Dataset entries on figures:
----------------
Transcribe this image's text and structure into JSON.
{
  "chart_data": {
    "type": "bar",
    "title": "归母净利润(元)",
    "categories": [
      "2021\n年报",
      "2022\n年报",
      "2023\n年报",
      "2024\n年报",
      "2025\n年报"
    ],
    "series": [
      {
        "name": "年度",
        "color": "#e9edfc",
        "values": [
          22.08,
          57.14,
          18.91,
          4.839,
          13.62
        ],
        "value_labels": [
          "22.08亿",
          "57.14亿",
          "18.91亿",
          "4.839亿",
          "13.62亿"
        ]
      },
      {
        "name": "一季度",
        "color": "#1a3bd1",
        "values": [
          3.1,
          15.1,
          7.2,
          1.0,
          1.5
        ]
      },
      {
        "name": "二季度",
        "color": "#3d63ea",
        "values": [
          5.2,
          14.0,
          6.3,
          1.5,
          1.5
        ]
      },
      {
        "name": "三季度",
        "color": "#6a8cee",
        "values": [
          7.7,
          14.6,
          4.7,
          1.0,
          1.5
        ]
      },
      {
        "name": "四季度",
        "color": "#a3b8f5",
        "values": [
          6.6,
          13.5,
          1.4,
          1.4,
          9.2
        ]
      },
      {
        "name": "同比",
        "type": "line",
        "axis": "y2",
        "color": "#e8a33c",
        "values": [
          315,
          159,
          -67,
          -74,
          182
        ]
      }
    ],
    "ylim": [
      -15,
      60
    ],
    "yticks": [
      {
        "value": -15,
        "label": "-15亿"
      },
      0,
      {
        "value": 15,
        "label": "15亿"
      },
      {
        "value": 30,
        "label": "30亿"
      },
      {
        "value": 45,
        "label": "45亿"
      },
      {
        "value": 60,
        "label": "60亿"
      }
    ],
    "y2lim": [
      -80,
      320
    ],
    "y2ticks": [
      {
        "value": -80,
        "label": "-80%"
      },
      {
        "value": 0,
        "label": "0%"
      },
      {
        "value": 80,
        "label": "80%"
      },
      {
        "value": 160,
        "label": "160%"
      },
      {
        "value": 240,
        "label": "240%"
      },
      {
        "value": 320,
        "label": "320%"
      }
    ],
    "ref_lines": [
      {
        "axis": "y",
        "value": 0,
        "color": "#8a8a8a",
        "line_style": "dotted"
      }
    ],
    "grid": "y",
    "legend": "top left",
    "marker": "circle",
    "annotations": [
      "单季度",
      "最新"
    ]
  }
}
----------------
Copy each line of the listing that includes "name".

        "name": "年度",
        "name": "一季度",
        "name": "二季度",
        "name": "三季度",
        "name": "四季度",
        "name": "同比",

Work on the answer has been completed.